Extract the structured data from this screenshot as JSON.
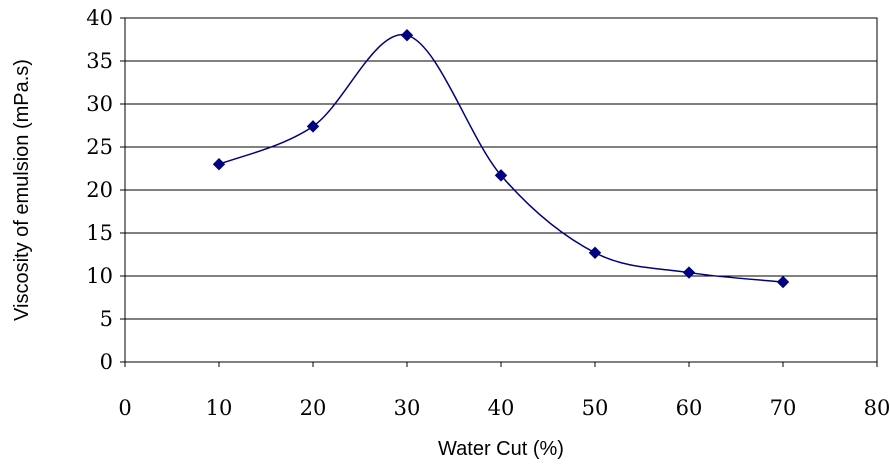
{
  "chart_data": {
    "type": "line",
    "title": "",
    "xlabel": "Water Cut (%)",
    "ylabel": "Viscosity of emulsion (mPa.s)",
    "xlim": [
      0,
      80
    ],
    "ylim": [
      0,
      40
    ],
    "xticks": [
      "0",
      "10",
      "20",
      "30",
      "40",
      "50",
      "60",
      "70",
      "80"
    ],
    "yticks": [
      "0",
      "5",
      "10",
      "15",
      "20",
      "25",
      "30",
      "35",
      "40"
    ],
    "grid": "horizontal",
    "legend": "none",
    "line_style": "smooth",
    "marker": "diamond",
    "series_color": "#000080",
    "series": [
      {
        "x": [
          10,
          20,
          30,
          40,
          50,
          60,
          70
        ],
        "values": [
          23.0,
          27.4,
          38.0,
          21.7,
          12.7,
          10.4,
          9.3
        ]
      }
    ]
  }
}
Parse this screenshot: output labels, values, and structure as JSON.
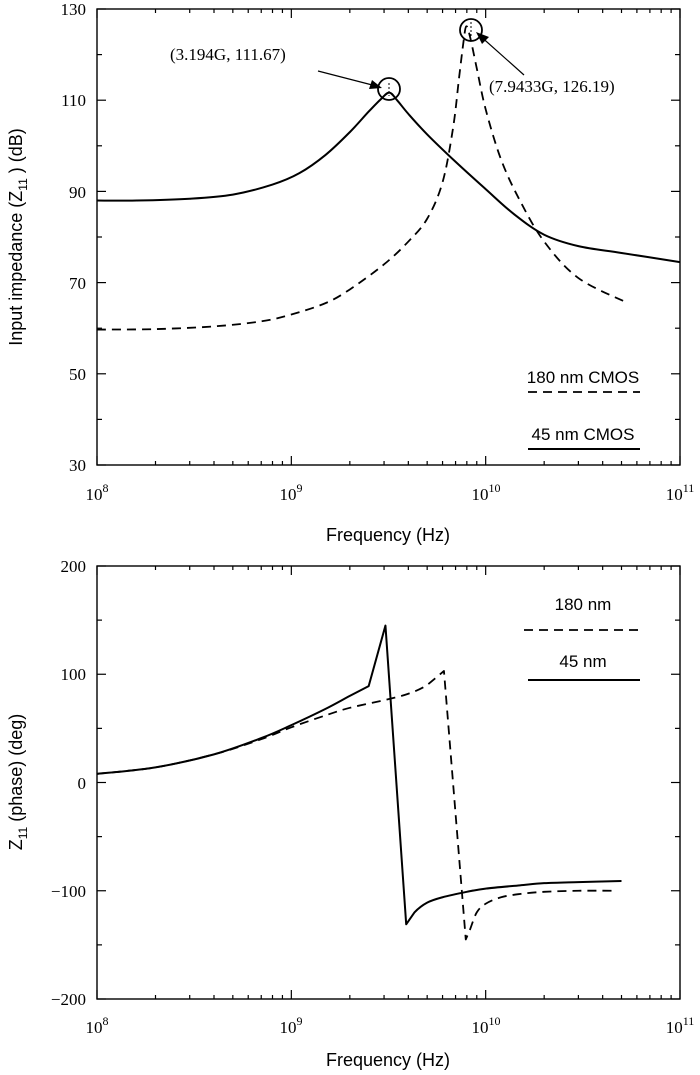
{
  "chart_data": [
    {
      "type": "line",
      "xscale": "log",
      "xlim": [
        100000000,
        100000000000
      ],
      "ylim": [
        30,
        130
      ],
      "xticks": [
        {
          "value": 100000000,
          "base": "10",
          "exp": "8"
        },
        {
          "value": 1000000000,
          "base": "10",
          "exp": "9"
        },
        {
          "value": 10000000000,
          "base": "10",
          "exp": "10"
        },
        {
          "value": 100000000000,
          "base": "10",
          "exp": "11"
        }
      ],
      "yticks": [
        "30",
        "50",
        "70",
        "90",
        "110",
        "130"
      ],
      "xlabel": "Frequency (Hz)",
      "ylabel": "Input impedance (Z11 ) (dB)",
      "ylabel_parts": {
        "pre": "Input impedance (Z",
        "sub": "11",
        "post": " ) (dB)"
      },
      "legend_placement": "bottom-right",
      "series": [
        {
          "name": "45 nm CMOS",
          "style": "solid",
          "x": [
            100000000,
            160000000,
            300000000,
            500000000,
            800000000,
            1100000000,
            1500000000,
            2000000000,
            2500000000,
            2900000000,
            3194000000,
            3500000000,
            4000000000,
            5000000000,
            7000000000,
            10000000000,
            14000000000,
            20000000000,
            30000000000,
            50000000000,
            100000000000
          ],
          "y": [
            88,
            88,
            88.4,
            89.3,
            91.5,
            94,
            98,
            103,
            107.5,
            110.3,
            111.67,
            110,
            107,
            102.5,
            96.5,
            90.5,
            85,
            80.5,
            78,
            76.5,
            74.5
          ]
        },
        {
          "name": "180 nm CMOS",
          "style": "dashed",
          "x": [
            100000000,
            200000000,
            400000000,
            700000000,
            1000000000,
            1500000000,
            2000000000,
            3000000000,
            4000000000,
            5000000000,
            6000000000,
            6800000000,
            7300000000,
            7700000000,
            7943300000,
            8300000000,
            9000000000,
            10000000000,
            12000000000,
            15000000000,
            20000000000,
            30000000000,
            54000000000
          ],
          "y": [
            59.7,
            59.8,
            60.4,
            61.5,
            63,
            65.5,
            68.5,
            74,
            79,
            84,
            92,
            104,
            115,
            123,
            126.19,
            124,
            117,
            108,
            97,
            88,
            79,
            71,
            65.5
          ]
        }
      ],
      "annotations": [
        {
          "text": "(3.194G, 111.67)",
          "x": 3194000000,
          "y": 111.67
        },
        {
          "text": "(7.9433G, 126.19)",
          "x": 7943300000,
          "y": 126.19
        }
      ]
    },
    {
      "type": "line",
      "xscale": "log",
      "xlim": [
        100000000,
        100000000000
      ],
      "ylim": [
        -200,
        200
      ],
      "xticks": [
        {
          "value": 100000000,
          "base": "10",
          "exp": "8"
        },
        {
          "value": 1000000000,
          "base": "10",
          "exp": "9"
        },
        {
          "value": 10000000000,
          "base": "10",
          "exp": "10"
        },
        {
          "value": 100000000000,
          "base": "10",
          "exp": "11"
        }
      ],
      "yticks": [
        "−200",
        "−100",
        "0",
        "100",
        "200"
      ],
      "xlabel": "Frequency (Hz)",
      "ylabel": "Z11 (phase) (deg)",
      "ylabel_parts": {
        "pre": "Z",
        "sub": "11",
        "post": " (phase) (deg)"
      },
      "legend_placement": "top-right",
      "series": [
        {
          "name": "45 nm",
          "style": "solid",
          "x": [
            100000000,
            200000000,
            400000000,
            700000000,
            1000000000,
            1500000000,
            2000000000,
            2500000000,
            3050000000,
            3900000000,
            4300000000,
            5000000000,
            6000000000,
            8000000000,
            10000000000,
            15000000000,
            20000000000,
            30000000000,
            50000000000
          ],
          "y": [
            8,
            14,
            26,
            41,
            53,
            68,
            80,
            89,
            145,
            -131,
            -120,
            -111,
            -106,
            -101,
            -98,
            -95,
            -93,
            -92,
            -91
          ]
        },
        {
          "name": "180 nm",
          "style": "dashed",
          "x": [
            100000000,
            200000000,
            400000000,
            700000000,
            1000000000,
            1500000000,
            2000000000,
            3000000000,
            4000000000,
            5000000000,
            6100000000,
            7900000000,
            8300000000,
            9000000000,
            10000000000,
            12000000000,
            15000000000,
            20000000000,
            30000000000,
            45000000000
          ],
          "y": [
            8,
            14,
            26,
            40,
            51,
            62,
            69,
            76,
            82,
            90,
            103,
            -145,
            -136,
            -120,
            -112,
            -106,
            -103,
            -101,
            -100,
            -100
          ]
        }
      ]
    }
  ]
}
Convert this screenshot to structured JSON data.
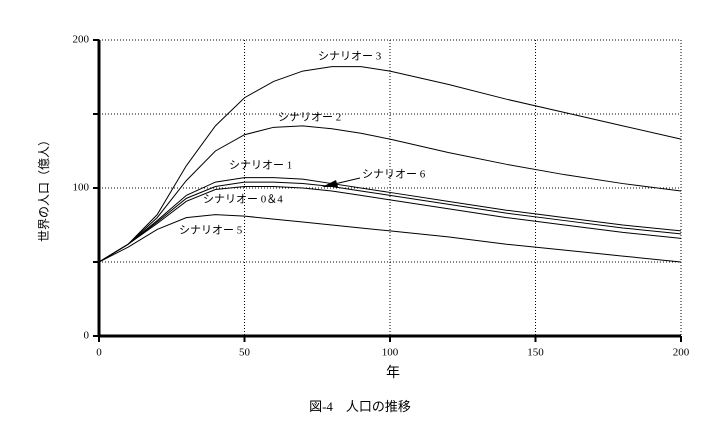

**Directions for this task**
From the material above, copy everything exactly but the pictures.

**Full solution**
Extract the structured data from this screenshot as JSON.
{
  "chart_data": {
    "type": "line",
    "title": "",
    "xlabel": "Water Cut (%)",
    "ylabel": "Viscosity of emulsion (mPa.s)",
    "xlim": [
      0,
      80
    ],
    "ylim": [
      0,
      40
    ],
    "xticks": [
      "0",
      "10",
      "20",
      "30",
      "40",
      "50",
      "60",
      "70",
      "80"
    ],
    "yticks": [
      "0",
      "5",
      "10",
      "15",
      "20",
      "25",
      "30",
      "35",
      "40"
    ],
    "grid": "horizontal",
    "legend": "none",
    "line_style": "smooth",
    "marker": "diamond",
    "series_color": "#000080",
    "series": [
      {
        "x": [
          10,
          20,
          30,
          40,
          50,
          60,
          70
        ],
        "values": [
          23.0,
          27.4,
          38.0,
          21.7,
          12.7,
          10.4,
          9.3
        ]
      }
    ]
  }
}
Parse this screenshot: output labels, values, and structure as JSON.
{
  "chart_data": [
    {
      "type": "line",
      "xscale": "log",
      "xlim": [
        100000000,
        100000000000
      ],
      "ylim": [
        30,
        130
      ],
      "xticks": [
        {
          "value": 100000000,
          "base": "10",
          "exp": "8"
        },
        {
          "value": 1000000000,
          "base": "10",
          "exp": "9"
        },
        {
          "value": 10000000000,
          "base": "10",
          "exp": "10"
        },
        {
          "value": 100000000000,
          "base": "10",
          "exp": "11"
        }
      ],
      "yticks": [
        "30",
        "50",
        "70",
        "90",
        "110",
        "130"
      ],
      "xlabel": "Frequency (Hz)",
      "ylabel": "Input impedance (Z11 ) (dB)",
      "ylabel_parts": {
        "pre": "Input impedance (Z",
        "sub": "11",
        "post": " ) (dB)"
      },
      "legend_placement": "bottom-right",
      "series": [
        {
          "name": "45 nm CMOS",
          "style": "solid",
          "x": [
            100000000,
            160000000,
            300000000,
            500000000,
            800000000,
            1100000000,
            1500000000,
            2000000000,
            2500000000,
            2900000000,
            3194000000,
            3500000000,
            4000000000,
            5000000000,
            7000000000,
            10000000000,
            14000000000,
            20000000000,
            30000000000,
            50000000000,
            100000000000
          ],
          "y": [
            88,
            88,
            88.4,
            89.3,
            91.5,
            94,
            98,
            103,
            107.5,
            110.3,
            111.67,
            110,
            107,
            102.5,
            96.5,
            90.5,
            85,
            80.5,
            78,
            76.5,
            74.5
          ]
        },
        {
          "name": "180 nm CMOS",
          "style": "dashed",
          "x": [
            100000000,
            200000000,
            400000000,
            700000000,
            1000000000,
            1500000000,
            2000000000,
            3000000000,
            4000000000,
            5000000000,
            6000000000,
            6800000000,
            7300000000,
            7700000000,
            7943300000,
            8300000000,
            9000000000,
            10000000000,
            12000000000,
            15000000000,
            20000000000,
            30000000000,
            54000000000
          ],
          "y": [
            59.7,
            59.8,
            60.4,
            61.5,
            63,
            65.5,
            68.5,
            74,
            79,
            84,
            92,
            104,
            115,
            123,
            126.19,
            124,
            117,
            108,
            97,
            88,
            79,
            71,
            65.5
          ]
        }
      ],
      "annotations": [
        {
          "text": "(3.194G, 111.67)",
          "x": 3194000000,
          "y": 111.67
        },
        {
          "text": "(7.9433G, 126.19)",
          "x": 7943300000,
          "y": 126.19
        }
      ]
    },
    {
      "type": "line",
      "xscale": "log",
      "xlim": [
        100000000,
        100000000000
      ],
      "ylim": [
        -200,
        200
      ],
      "xticks": [
        {
          "value": 100000000,
          "base": "10",
          "exp": "8"
        },
        {
          "value": 1000000000,
          "base": "10",
          "exp": "9"
        },
        {
          "value": 10000000000,
          "base": "10",
          "exp": "10"
        },
        {
          "value": 100000000000,
          "base": "10",
          "exp": "11"
        }
      ],
      "yticks": [
        "−200",
        "−100",
        "0",
        "100",
        "200"
      ],
      "xlabel": "Frequency (Hz)",
      "ylabel": "Z11 (phase) (deg)",
      "ylabel_parts": {
        "pre": "Z",
        "sub": "11",
        "post": " (phase) (deg)"
      },
      "legend_placement": "top-right",
      "series": [
        {
          "name": "45 nm",
          "style": "solid",
          "x": [
            100000000,
            200000000,
            400000000,
            700000000,
            1000000000,
            1500000000,
            2000000000,
            2500000000,
            3050000000,
            3900000000,
            4300000000,
            5000000000,
            6000000000,
            8000000000,
            10000000000,
            15000000000,
            20000000000,
            30000000000,
            50000000000
          ],
          "y": [
            8,
            14,
            26,
            41,
            53,
            68,
            80,
            89,
            145,
            -131,
            -120,
            -111,
            -106,
            -101,
            -98,
            -95,
            -93,
            -92,
            -91
          ]
        },
        {
          "name": "180 nm",
          "style": "dashed",
          "x": [
            100000000,
            200000000,
            400000000,
            700000000,
            1000000000,
            1500000000,
            2000000000,
            3000000000,
            4000000000,
            5000000000,
            6100000000,
            7900000000,
            8300000000,
            9000000000,
            10000000000,
            12000000000,
            15000000000,
            20000000000,
            30000000000,
            45000000000
          ],
          "y": [
            8,
            14,
            26,
            40,
            51,
            62,
            69,
            76,
            82,
            90,
            103,
            -145,
            -136,
            -120,
            -112,
            -106,
            -103,
            -101,
            -100,
            -100
          ]
        }
      ]
    }
  ]
}
Convert this screenshot to structured JSON data.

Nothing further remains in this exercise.